◆ Task instructions: Please carry on the passage about slow days and tea-time in Mali from the point where it stops.

◆ Selected passage:
This is the kind of situation where I can become easily frustrated. There are days where I do very little and can admit that it's because I was being lazy and really liked the book I was reading. There are also days, however, where I do very little because despite all of my trying, things just aren't going to happen and I might as well join the group of people drinking tea. Mornings can be fairly productive. But after lunch is designated tea-time and it goes down-hill from there. Men sit in groups, just to sit. Students from the local technical school can be seen wandering after classes alone or in pairs - kind of studying, kind of greeting people, kind of just walking. Slowly. Even women, who are ALWAYS working in Mali, will take hours and hours in weekly money gathering groups chatting, braiding hair, and drinking tea. Plus then you're already out so you might as well take the 30 minute walk to visit that one random person - and look! They've just started tea. We'd better stay until at least the second round.
It's taking time for me to get used to the idea that we don't do as much as we possibly can in one day, that we sit. I'll find myself thinking of all the things that could get done while we sit, which just leaves me aggitated. I'm (slowly) learning to appreciate just sitting, and to not schedule too much in a day - to barely schedule at all, really. Market days, for example, are in a town 6 km away. If I was functioning on American time-tables, I could leave F. around 8:00 AM , spend an hour doing my weekly shopping (with time to spare), grab a coke on the way out, and be back by 10:30. But then what the hell would I do with the rest of my day? As it is, I try to head out between 9:00-10:00 AM. I wander around greeting people I know in the market until I run into my host mom so we can do the weekly what-I-buy-for-the-family shopping together. Then we take that stuff back to her donkey cart, say our I'll-see-you-soons, and I wander back to some of the same market stalls to grab some stuff for myself. After that, I head over to the shop where my bike is kept to drink a cold soda and chat with people, and then head home at around 2:00-2:30 PM. It's a process. And that is what it all comes down to, and what I have to remind myself daily - it's a process. Being here makes me think it really was a good idea to have 'patience' tattooed on my foot.

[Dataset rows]
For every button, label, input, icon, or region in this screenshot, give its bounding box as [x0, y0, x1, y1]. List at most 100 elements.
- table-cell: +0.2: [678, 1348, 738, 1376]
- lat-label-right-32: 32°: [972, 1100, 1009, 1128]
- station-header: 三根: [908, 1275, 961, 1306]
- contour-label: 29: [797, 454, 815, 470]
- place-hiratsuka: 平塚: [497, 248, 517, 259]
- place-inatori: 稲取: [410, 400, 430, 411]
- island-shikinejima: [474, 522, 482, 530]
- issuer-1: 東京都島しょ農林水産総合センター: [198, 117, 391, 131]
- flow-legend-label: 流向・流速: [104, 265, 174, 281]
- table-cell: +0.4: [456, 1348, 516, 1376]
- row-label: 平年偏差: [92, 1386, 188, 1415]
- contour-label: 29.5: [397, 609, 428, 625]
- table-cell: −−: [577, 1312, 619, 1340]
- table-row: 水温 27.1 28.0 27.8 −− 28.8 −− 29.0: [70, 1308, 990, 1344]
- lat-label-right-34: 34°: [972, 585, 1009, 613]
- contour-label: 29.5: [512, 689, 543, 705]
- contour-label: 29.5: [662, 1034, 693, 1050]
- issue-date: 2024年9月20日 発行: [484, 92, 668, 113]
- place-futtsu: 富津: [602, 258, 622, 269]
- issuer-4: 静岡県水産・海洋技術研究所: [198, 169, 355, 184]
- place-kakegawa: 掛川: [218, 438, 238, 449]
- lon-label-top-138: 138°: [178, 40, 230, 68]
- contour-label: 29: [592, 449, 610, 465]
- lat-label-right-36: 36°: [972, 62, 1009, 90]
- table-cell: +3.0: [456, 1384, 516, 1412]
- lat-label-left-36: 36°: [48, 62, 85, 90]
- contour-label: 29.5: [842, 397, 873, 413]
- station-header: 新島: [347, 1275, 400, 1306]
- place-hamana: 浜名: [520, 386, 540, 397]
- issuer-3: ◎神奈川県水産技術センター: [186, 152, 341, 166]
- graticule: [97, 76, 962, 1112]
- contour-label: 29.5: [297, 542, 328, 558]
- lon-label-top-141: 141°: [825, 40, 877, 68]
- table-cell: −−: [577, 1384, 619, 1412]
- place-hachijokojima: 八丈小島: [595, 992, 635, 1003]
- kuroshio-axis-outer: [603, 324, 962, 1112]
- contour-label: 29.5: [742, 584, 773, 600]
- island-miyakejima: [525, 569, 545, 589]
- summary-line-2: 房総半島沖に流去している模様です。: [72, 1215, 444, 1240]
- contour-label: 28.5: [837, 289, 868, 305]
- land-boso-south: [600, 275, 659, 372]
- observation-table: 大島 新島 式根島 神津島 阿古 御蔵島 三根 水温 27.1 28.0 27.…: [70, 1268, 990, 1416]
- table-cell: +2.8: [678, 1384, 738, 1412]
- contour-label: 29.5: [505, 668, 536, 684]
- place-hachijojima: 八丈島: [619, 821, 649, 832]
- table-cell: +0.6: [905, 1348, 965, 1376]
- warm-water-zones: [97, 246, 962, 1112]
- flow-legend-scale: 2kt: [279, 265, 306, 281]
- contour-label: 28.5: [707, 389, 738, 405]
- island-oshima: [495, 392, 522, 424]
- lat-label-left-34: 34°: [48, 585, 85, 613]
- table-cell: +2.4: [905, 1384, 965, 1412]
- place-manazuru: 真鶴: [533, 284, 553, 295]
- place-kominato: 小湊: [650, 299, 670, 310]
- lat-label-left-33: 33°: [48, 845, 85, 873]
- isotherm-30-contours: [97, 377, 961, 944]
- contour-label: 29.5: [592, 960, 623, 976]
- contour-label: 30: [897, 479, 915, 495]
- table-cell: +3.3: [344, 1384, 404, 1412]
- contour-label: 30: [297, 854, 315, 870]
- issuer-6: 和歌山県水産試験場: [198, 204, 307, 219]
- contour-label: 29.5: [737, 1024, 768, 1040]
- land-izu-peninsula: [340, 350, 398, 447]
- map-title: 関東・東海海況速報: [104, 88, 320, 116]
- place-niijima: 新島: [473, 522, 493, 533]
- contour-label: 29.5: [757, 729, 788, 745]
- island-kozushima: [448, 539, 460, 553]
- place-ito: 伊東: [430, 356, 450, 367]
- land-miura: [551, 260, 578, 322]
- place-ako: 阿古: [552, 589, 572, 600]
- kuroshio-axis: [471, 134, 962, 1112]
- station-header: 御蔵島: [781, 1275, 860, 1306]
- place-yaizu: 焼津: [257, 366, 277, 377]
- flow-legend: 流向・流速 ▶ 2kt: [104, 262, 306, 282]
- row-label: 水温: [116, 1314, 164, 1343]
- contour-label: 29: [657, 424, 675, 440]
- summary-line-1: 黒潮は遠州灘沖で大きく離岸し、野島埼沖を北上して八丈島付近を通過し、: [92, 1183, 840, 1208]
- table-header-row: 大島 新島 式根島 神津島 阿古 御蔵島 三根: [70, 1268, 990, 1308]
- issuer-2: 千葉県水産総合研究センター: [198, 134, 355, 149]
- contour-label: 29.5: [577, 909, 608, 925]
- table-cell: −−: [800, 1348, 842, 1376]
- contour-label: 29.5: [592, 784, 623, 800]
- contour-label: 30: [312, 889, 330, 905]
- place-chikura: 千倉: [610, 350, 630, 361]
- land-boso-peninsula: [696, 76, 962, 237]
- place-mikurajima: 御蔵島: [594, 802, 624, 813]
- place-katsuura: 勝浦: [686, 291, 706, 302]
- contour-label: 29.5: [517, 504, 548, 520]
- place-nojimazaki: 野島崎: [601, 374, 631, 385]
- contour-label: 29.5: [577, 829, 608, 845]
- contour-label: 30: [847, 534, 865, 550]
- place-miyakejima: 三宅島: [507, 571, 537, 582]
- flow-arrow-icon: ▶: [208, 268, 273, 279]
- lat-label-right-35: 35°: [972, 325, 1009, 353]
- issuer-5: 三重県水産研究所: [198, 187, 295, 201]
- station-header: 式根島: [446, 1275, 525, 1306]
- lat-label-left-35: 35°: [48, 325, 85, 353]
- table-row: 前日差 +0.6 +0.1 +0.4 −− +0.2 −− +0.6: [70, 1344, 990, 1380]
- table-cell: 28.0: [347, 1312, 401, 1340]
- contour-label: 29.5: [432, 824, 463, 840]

◆ Right answer:
A Few of my Favorite Things (10/26)
I eat with my host family every day except Saturdays (Sunday is market day, so the family meals on Saturdays are usually very bland and not-so-appatizing). I eat with them because it's hard to deal with only being able to get food stuffs once a week and not having any way of preserving it the rest of the week, because that way my host family gets more of a variety in their diet, because I'm 'busy' and kinda lazy, but mostly because it keeps me from sitting by myself too much and getting lonely. It can be easy to hole myself up and start down the dangerous path of "if I was in America right now...," so I generally try to steer clear of that. When I'm with my host family, or other friends in F., I may not understand them all of the time but at least I have a connection - something to keep me rooted here and now.
So anywho, for dinner I'll head over between 6:00-7:00, eat around 7:30, and play a round of Skip-Bo with my host mom sometime after. This, obviously, leaves a rather large chunk of time just sitting (as much of my days do), in which I meditate on my day. If something or someone upset me, I'll try to figure out the whats & whys so that it's less likely to happen again. If my temper flares or I become upset & agitated for no reason multiple times &/or days in a row, I'll make a note of it in my journal to keep track and make sure I'm not sinking into something bigger than I can handle.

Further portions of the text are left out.